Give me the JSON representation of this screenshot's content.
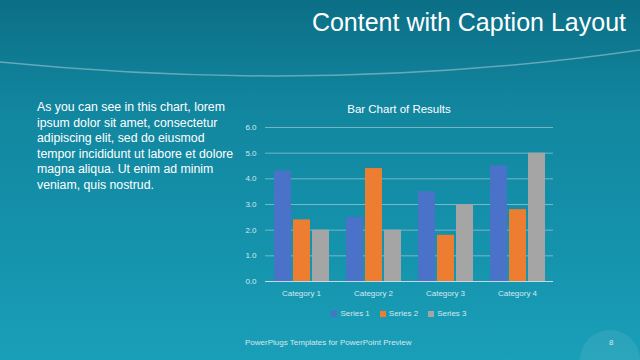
{
  "slide": {
    "title": "Content with Caption Layout",
    "caption": "As you can see in this chart, lorem ipsum dolor sit amet, consectetur adipiscing elit, sed do eiusmod tempor incididunt ut labore et dolore magna aliqua. Ut enim ad minim veniam, quis nostrud.",
    "footer": "PowerPlugs Templates for PowerPoint Preview",
    "page": "8"
  },
  "chart_data": {
    "type": "bar",
    "title": "Bar Chart of Results",
    "categories": [
      "Category 1",
      "Category 2",
      "Category 3",
      "Category 4"
    ],
    "series": [
      {
        "name": "Series 1",
        "color": "#4a72c8",
        "values": [
          4.3,
          2.5,
          3.5,
          4.5
        ]
      },
      {
        "name": "Series 2",
        "color": "#ed7d31",
        "values": [
          2.4,
          4.4,
          1.8,
          2.8
        ]
      },
      {
        "name": "Series 3",
        "color": "#a5a5a5",
        "values": [
          2,
          2,
          3,
          5
        ]
      }
    ],
    "ylim": [
      0,
      6
    ],
    "yticks": [
      0,
      1,
      2,
      3,
      4,
      5,
      6
    ],
    "grid": true,
    "legend": "bottom"
  }
}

Task prompt
Except for the pictures, print the data above exactly.

Task solution
Give me the JSON representation of this screenshot's content.
{
  "slide": {
    "title": "Content with Caption Layout",
    "caption": "As you can see in this chart, lorem ipsum dolor sit amet, consectetur adipiscing elit, sed do eiusmod tempor incididunt ut labore et dolore magna aliqua. Ut enim ad minim veniam, quis nostrud.",
    "footer": "PowerPlugs Templates for PowerPoint Preview",
    "page": "8"
  },
  "chart_data": {
    "type": "bar",
    "title": "Bar Chart of Results",
    "categories": [
      "Category 1",
      "Category 2",
      "Category 3",
      "Category 4"
    ],
    "series": [
      {
        "name": "Series 1",
        "color": "#4a72c8",
        "values": [
          4.3,
          2.5,
          3.5,
          4.5
        ]
      },
      {
        "name": "Series 2",
        "color": "#ed7d31",
        "values": [
          2.4,
          4.4,
          1.8,
          2.8
        ]
      },
      {
        "name": "Series 3",
        "color": "#a5a5a5",
        "values": [
          2,
          2,
          3,
          5
        ]
      }
    ],
    "ylim": [
      0,
      6
    ],
    "yticks": [
      0,
      1,
      2,
      3,
      4,
      5,
      6
    ],
    "grid": true,
    "legend": "bottom"
  }
}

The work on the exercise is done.